### Records to use
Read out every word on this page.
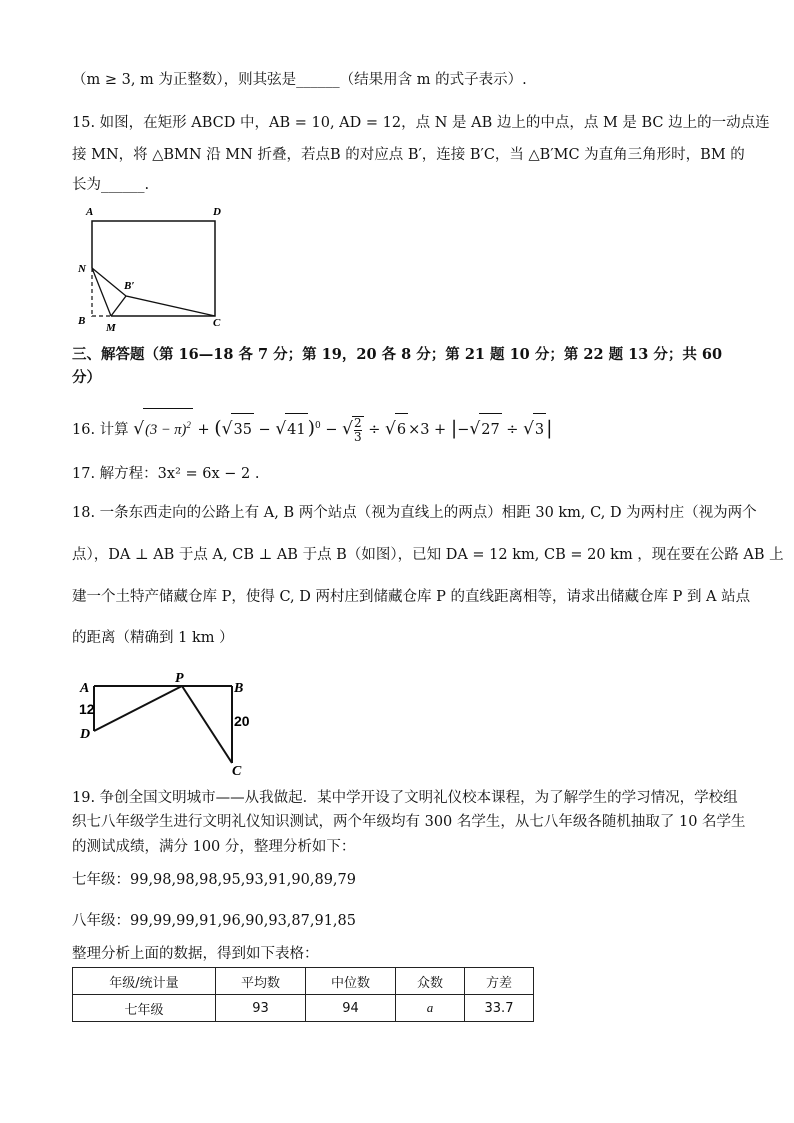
（m ≥ 3, m 为正整数），则其弦是______（结果用含 m 的式子表示）.
15. 如图，在矩形 ABCD 中，AB = 10, AD = 12，点 N 是 AB 边上的中点，点 M 是 BC 边上的一动点连
接 MN，将 △BMN 沿 MN 折叠，若点B 的对应点 B′，连接 B′C，当 △B′MC 为直角三角形时，BM 的
长为______.
A	D
N
B′
B
M	C
三、解答题（第 16—18 各 7 分；第 19，20 各 8 分；第 21 题 10 分；第 22 题 13 分；共 60
分）
16. 计算 $√(3 - \pi)^2 + (√35 - √41$ )$^0$ − √ $\frac{2}{3} \div √6 \times 3 + |-√27 \div √3$ |
17. 解方程：3x² = 6x − 2 .
18. 一条东西走向的公路上有 A, B 两个站点（视为直线上的两点）相距 30 km, C, D 为两村庄（视为两个
点），DA ⊥ AB 于点 A, CB ⊥ AB 于点 B（如图），已知 DA = 12 km, CB = 20 km ，现在要在公路 AB 上
建一个土特产储藏仓库 P，使得 C, D 两村庄到储藏仓库 P 的直线距离相等，请求出储藏仓库 P 到 A 站点
的距离（精确到 1 km ）
A
P
B
D
C
12
20
19. 争创全国文明城市——从我做起．某中学开设了文明礼仪校本课程，为了解学生的学习情况，学校组
织七八年级学生进行文明礼仪知识测试，两个年级均有 300 名学生，从七八年级各随机抽取了 10 名学生
的测试成绩，满分 100 分，整理分析如下：
七年级：99,98,98,98,95,93,91,90,89,79
八年级：99,99,99,91,96,90,93,87,91,85
整理分析上面的数据，得到如下表格：
年级/统计量	平均数	中位数	众数	方差
七年级	93	94	a	33.7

### Written problem
Make an exact copy of the data, leaving its pictures out.

### Answer to this task
Read out every word on this page.
（m ≥ 3, m 为正整数），则其弦是______（结果用含 m 的式子表示）.
15. 如图，在矩形 ABCD 中，AB = 10, AD = 12，点 N 是 AB 边上的中点，点 M 是 BC 边上的一动点连
接 MN，将 △BMN 沿 MN 折叠，若点B 的对应点 B′，连接 B′C，当 △B′MC 为直角三角形时，BM 的
长为______.
A	D
N
B′
B
M	C
三、解答题（第 16—18 各 7 分；第 19，20 各 8 分；第 21 题 10 分；第 22 题 13 分；共 60
分）
16. 计算 $√(3 - \pi)^2 + (√35 - √41$ )$^0$ − √ $\frac{2}{3} \div √6 \times 3 + |-√27 \div √3$ |
17. 解方程：3x² = 6x − 2 .
18. 一条东西走向的公路上有 A, B 两个站点（视为直线上的两点）相距 30 km, C, D 为两村庄（视为两个
点），DA ⊥ AB 于点 A, CB ⊥ AB 于点 B（如图），已知 DA = 12 km, CB = 20 km ，现在要在公路 AB 上
建一个土特产储藏仓库 P，使得 C, D 两村庄到储藏仓库 P 的直线距离相等，请求出储藏仓库 P 到 A 站点
的距离（精确到 1 km ）
A
P
B
D
C
12
20
19. 争创全国文明城市——从我做起．某中学开设了文明礼仪校本课程，为了解学生的学习情况，学校组
织七八年级学生进行文明礼仪知识测试，两个年级均有 300 名学生，从七八年级各随机抽取了 10 名学生
的测试成绩，满分 100 分，整理分析如下：
七年级：99,98,98,98,95,93,91,90,89,79
八年级：99,99,99,91,96,90,93,87,91,85
整理分析上面的数据，得到如下表格：
年级/统计量	平均数	中位数	众数	方差
七年级	93	94	a	33.7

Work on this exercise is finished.